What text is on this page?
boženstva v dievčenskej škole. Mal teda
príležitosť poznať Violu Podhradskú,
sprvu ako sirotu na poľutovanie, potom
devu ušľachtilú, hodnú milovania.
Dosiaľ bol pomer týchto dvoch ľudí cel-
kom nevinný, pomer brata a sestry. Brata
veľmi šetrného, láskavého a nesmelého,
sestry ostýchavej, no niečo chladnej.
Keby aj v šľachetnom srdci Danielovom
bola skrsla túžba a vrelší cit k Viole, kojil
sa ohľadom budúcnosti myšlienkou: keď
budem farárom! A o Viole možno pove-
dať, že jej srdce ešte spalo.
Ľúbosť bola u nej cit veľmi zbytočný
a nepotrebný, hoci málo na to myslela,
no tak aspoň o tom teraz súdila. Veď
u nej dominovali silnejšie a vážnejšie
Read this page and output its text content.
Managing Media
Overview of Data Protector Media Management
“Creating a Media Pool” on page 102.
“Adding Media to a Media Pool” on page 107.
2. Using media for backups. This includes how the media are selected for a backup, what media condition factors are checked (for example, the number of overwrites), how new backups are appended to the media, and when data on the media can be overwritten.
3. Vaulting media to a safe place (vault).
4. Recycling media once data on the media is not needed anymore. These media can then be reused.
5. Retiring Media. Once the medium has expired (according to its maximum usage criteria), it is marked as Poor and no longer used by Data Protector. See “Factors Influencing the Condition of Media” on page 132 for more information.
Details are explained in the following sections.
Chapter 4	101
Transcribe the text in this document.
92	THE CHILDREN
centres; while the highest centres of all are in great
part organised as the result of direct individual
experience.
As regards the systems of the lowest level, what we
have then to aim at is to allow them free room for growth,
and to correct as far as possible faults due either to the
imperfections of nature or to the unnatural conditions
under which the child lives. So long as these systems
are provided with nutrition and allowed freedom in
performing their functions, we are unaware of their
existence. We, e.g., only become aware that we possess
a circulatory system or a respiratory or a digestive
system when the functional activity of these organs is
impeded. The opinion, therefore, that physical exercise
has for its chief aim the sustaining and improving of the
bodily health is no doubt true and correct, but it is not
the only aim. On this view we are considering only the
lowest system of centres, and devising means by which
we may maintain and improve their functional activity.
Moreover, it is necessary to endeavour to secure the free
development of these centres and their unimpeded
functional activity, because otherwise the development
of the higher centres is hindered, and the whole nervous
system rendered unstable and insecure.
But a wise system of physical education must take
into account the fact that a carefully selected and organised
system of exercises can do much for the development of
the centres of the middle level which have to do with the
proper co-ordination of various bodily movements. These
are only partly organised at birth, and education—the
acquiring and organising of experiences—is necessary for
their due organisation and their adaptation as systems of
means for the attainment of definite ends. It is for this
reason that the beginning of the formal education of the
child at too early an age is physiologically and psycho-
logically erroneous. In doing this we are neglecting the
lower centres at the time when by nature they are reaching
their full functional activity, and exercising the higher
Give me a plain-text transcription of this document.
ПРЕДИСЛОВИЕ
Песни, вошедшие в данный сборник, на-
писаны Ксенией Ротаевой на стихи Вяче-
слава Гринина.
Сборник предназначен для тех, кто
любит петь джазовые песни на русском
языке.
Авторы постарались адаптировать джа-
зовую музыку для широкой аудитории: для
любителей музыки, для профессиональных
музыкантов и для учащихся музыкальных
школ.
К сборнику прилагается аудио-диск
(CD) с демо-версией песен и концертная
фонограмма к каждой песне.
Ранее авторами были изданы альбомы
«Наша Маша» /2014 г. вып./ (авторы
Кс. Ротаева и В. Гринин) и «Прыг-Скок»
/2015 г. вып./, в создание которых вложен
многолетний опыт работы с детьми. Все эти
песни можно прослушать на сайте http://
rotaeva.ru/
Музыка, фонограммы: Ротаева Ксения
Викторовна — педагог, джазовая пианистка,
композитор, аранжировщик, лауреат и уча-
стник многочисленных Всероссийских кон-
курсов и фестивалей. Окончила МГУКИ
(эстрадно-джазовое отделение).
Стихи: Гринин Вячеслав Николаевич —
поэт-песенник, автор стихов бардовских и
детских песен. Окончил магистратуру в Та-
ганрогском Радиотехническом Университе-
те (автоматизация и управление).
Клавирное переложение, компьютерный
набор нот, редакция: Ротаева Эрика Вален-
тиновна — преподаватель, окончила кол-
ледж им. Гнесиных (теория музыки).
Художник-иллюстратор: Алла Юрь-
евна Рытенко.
:::::
## GIVEN PROBLEM
In the entries above, find lines with "level" and copy each.

## RIGHT ANSWER
As regards the systems of the lowest level, what we
the centres of the middle level which have to do with the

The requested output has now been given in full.